Supplied material -
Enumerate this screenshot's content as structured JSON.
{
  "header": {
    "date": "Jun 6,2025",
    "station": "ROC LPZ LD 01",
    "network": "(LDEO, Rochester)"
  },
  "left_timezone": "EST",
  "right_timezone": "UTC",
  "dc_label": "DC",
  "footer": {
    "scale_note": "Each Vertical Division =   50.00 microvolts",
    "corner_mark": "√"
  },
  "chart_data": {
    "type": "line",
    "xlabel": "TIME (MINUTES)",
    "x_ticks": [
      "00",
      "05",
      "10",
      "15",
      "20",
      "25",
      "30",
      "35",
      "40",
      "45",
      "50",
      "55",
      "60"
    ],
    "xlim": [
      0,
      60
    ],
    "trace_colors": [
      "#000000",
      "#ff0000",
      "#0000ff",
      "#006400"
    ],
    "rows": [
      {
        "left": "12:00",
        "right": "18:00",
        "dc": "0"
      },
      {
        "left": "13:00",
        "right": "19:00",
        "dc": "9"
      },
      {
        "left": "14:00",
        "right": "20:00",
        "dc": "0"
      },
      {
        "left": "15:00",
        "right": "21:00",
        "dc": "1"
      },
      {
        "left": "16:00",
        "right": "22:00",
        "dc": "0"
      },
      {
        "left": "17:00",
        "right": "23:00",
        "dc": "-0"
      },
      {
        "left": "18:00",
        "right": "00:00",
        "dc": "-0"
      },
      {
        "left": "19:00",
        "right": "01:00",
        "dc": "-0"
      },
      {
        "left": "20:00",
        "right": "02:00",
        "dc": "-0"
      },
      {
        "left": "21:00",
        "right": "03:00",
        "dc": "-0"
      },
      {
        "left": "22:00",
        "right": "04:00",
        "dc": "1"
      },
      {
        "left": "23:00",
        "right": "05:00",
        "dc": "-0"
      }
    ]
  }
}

The problem - Write out the full set of records exactly as given.

Solution for this task -
Enumerate this screenshot's content as structured JSON.
{
  "header": {
    "date": "Jun 6,2025",
    "station": "ROC LPZ LD 01",
    "network": "(LDEO, Rochester)"
  },
  "left_timezone": "EST",
  "right_timezone": "UTC",
  "dc_label": "DC",
  "footer": {
    "scale_note": "Each Vertical Division =   50.00 microvolts",
    "corner_mark": "√"
  },
  "chart_data": {
    "type": "line",
    "xlabel": "TIME (MINUTES)",
    "x_ticks": [
      "00",
      "05",
      "10",
      "15",
      "20",
      "25",
      "30",
      "35",
      "40",
      "45",
      "50",
      "55",
      "60"
    ],
    "xlim": [
      0,
      60
    ],
    "trace_colors": [
      "#000000",
      "#ff0000",
      "#0000ff",
      "#006400"
    ],
    "rows": [
      {
        "left": "12:00",
        "right": "18:00",
        "dc": "0"
      },
      {
        "left": "13:00",
        "right": "19:00",
        "dc": "9"
      },
      {
        "left": "14:00",
        "right": "20:00",
        "dc": "0"
      },
      {
        "left": "15:00",
        "right": "21:00",
        "dc": "1"
      },
      {
        "left": "16:00",
        "right": "22:00",
        "dc": "0"
      },
      {
        "left": "17:00",
        "right": "23:00",
        "dc": "-0"
      },
      {
        "left": "18:00",
        "right": "00:00",
        "dc": "-0"
      },
      {
        "left": "19:00",
        "right": "01:00",
        "dc": "-0"
      },
      {
        "left": "20:00",
        "right": "02:00",
        "dc": "-0"
      },
      {
        "left": "21:00",
        "right": "03:00",
        "dc": "-0"
      },
      {
        "left": "22:00",
        "right": "04:00",
        "dc": "1"
      },
      {
        "left": "23:00",
        "right": "05:00",
        "dc": "-0"
      }
    ]
  }
}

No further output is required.